> Direction: The records that follow must be reproduced in full, exactly as written.

start Records for this exercise

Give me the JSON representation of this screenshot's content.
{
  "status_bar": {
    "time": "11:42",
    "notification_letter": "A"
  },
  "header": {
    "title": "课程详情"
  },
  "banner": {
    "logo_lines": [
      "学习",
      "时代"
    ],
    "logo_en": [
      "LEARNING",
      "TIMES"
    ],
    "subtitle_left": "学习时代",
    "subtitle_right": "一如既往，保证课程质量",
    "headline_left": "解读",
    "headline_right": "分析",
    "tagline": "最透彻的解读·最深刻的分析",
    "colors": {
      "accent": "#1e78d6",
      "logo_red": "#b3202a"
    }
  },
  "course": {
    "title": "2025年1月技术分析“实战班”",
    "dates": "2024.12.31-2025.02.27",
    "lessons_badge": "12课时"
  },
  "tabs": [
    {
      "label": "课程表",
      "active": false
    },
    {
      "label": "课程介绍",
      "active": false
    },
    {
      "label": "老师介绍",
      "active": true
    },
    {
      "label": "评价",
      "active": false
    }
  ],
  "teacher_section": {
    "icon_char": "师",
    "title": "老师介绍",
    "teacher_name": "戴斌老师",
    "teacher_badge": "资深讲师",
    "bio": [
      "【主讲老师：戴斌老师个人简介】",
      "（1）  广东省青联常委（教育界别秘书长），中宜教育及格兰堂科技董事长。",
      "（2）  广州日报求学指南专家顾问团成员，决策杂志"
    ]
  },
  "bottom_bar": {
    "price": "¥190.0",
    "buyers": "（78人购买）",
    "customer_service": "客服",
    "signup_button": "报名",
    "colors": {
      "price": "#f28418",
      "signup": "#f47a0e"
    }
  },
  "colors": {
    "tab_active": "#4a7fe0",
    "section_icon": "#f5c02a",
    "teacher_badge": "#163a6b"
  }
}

end Records for this exercise

> Written response:
Give me the JSON representation of this screenshot's content.
{
  "status_bar": {
    "time": "11:42",
    "notification_letter": "A"
  },
  "header": {
    "title": "课程详情"
  },
  "banner": {
    "logo_lines": [
      "学习",
      "时代"
    ],
    "logo_en": [
      "LEARNING",
      "TIMES"
    ],
    "subtitle_left": "学习时代",
    "subtitle_right": "一如既往，保证课程质量",
    "headline_left": "解读",
    "headline_right": "分析",
    "tagline": "最透彻的解读·最深刻的分析",
    "colors": {
      "accent": "#1e78d6",
      "logo_red": "#b3202a"
    }
  },
  "course": {
    "title": "2025年1月技术分析“实战班”",
    "dates": "2024.12.31-2025.02.27",
    "lessons_badge": "12课时"
  },
  "tabs": [
    {
      "label": "课程表",
      "active": false
    },
    {
      "label": "课程介绍",
      "active": false
    },
    {
      "label": "老师介绍",
      "active": true
    },
    {
      "label": "评价",
      "active": false
    }
  ],
  "teacher_section": {
    "icon_char": "师",
    "title": "老师介绍",
    "teacher_name": "戴斌老师",
    "teacher_badge": "资深讲师",
    "bio": [
      "【主讲老师：戴斌老师个人简介】",
      "（1）  广东省青联常委（教育界别秘书长），中宜教育及格兰堂科技董事长。",
      "（2）  广州日报求学指南专家顾问团成员，决策杂志"
    ]
  },
  "bottom_bar": {
    "price": "¥190.0",
    "buyers": "（78人购买）",
    "customer_service": "客服",
    "signup_button": "报名",
    "colors": {
      "price": "#f28418",
      "signup": "#f47a0e"
    }
  },
  "colors": {
    "tab_active": "#4a7fe0",
    "section_icon": "#f5c02a",
    "teacher_badge": "#163a6b"
  }
}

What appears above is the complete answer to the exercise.